### [Your task]
Restate the data below word for word. Skip any images it contains.

### [Material]
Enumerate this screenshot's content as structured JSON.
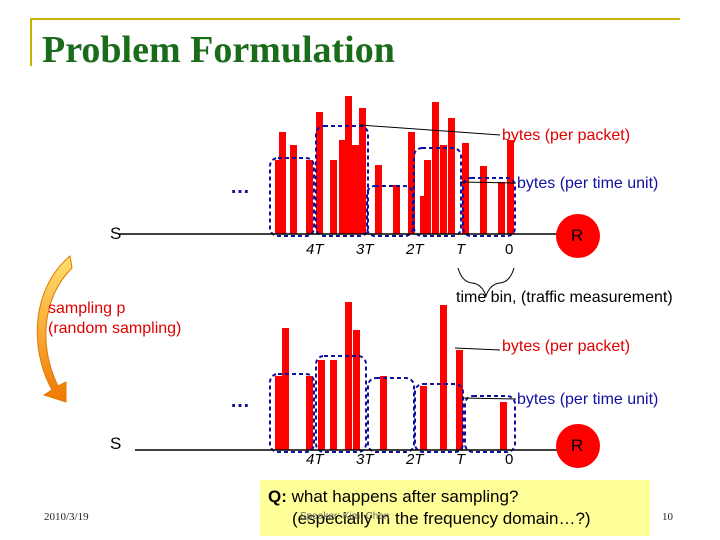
{
  "slide": {
    "title": "Problem Formulation",
    "date": "2010/3/19",
    "page_number": "10",
    "footer_center": "Speaker: Kim, Chen"
  },
  "top_diagram": {
    "label_bytes_per_packet": "bytes (per packet)",
    "label_bytes_per_time_unit": "bytes (per time unit)",
    "ellipsis": "…",
    "sender": "S",
    "receiver": "R",
    "ticks": [
      "4T",
      "3T",
      "2T",
      "T",
      "0"
    ],
    "time_bin_label": "time bin, (traffic measurement)"
  },
  "sampling": {
    "line1": "sampling p",
    "line2": "(random sampling)"
  },
  "bottom_diagram": {
    "label_bytes_per_packet": "bytes (per packet)",
    "label_bytes_per_time_unit": "bytes (per time unit)",
    "ellipsis": "…",
    "sender": "S",
    "receiver": "R",
    "ticks": [
      "4T",
      "3T",
      "2T",
      "T",
      "0"
    ]
  },
  "question": {
    "prefix": "Q:",
    "line1": " what happens after sampling?",
    "line2": "(especially in the frequency domain…?)"
  },
  "colors": {
    "title": "#1a6b1a",
    "packet_bar": "#ff0000",
    "bin_outline": "#1010a0",
    "highlight_box": "#ffff99",
    "frame": "#c8b400"
  }
}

### [Result]
Enumerate this screenshot's content as structured JSON.
{
  "slide": {
    "title": "Problem Formulation",
    "date": "2010/3/19",
    "page_number": "10",
    "footer_center": "Speaker: Kim, Chen"
  },
  "top_diagram": {
    "label_bytes_per_packet": "bytes (per packet)",
    "label_bytes_per_time_unit": "bytes (per time unit)",
    "ellipsis": "…",
    "sender": "S",
    "receiver": "R",
    "ticks": [
      "4T",
      "3T",
      "2T",
      "T",
      "0"
    ],
    "time_bin_label": "time bin, (traffic measurement)"
  },
  "sampling": {
    "line1": "sampling p",
    "line2": "(random sampling)"
  },
  "bottom_diagram": {
    "label_bytes_per_packet": "bytes (per packet)",
    "label_bytes_per_time_unit": "bytes (per time unit)",
    "ellipsis": "…",
    "sender": "S",
    "receiver": "R",
    "ticks": [
      "4T",
      "3T",
      "2T",
      "T",
      "0"
    ]
  },
  "question": {
    "prefix": "Q:",
    "line1": " what happens after sampling?",
    "line2": "(especially in the frequency domain…?)"
  },
  "colors": {
    "title": "#1a6b1a",
    "packet_bar": "#ff0000",
    "bin_outline": "#1010a0",
    "highlight_box": "#ffff99",
    "frame": "#c8b400"
  }
}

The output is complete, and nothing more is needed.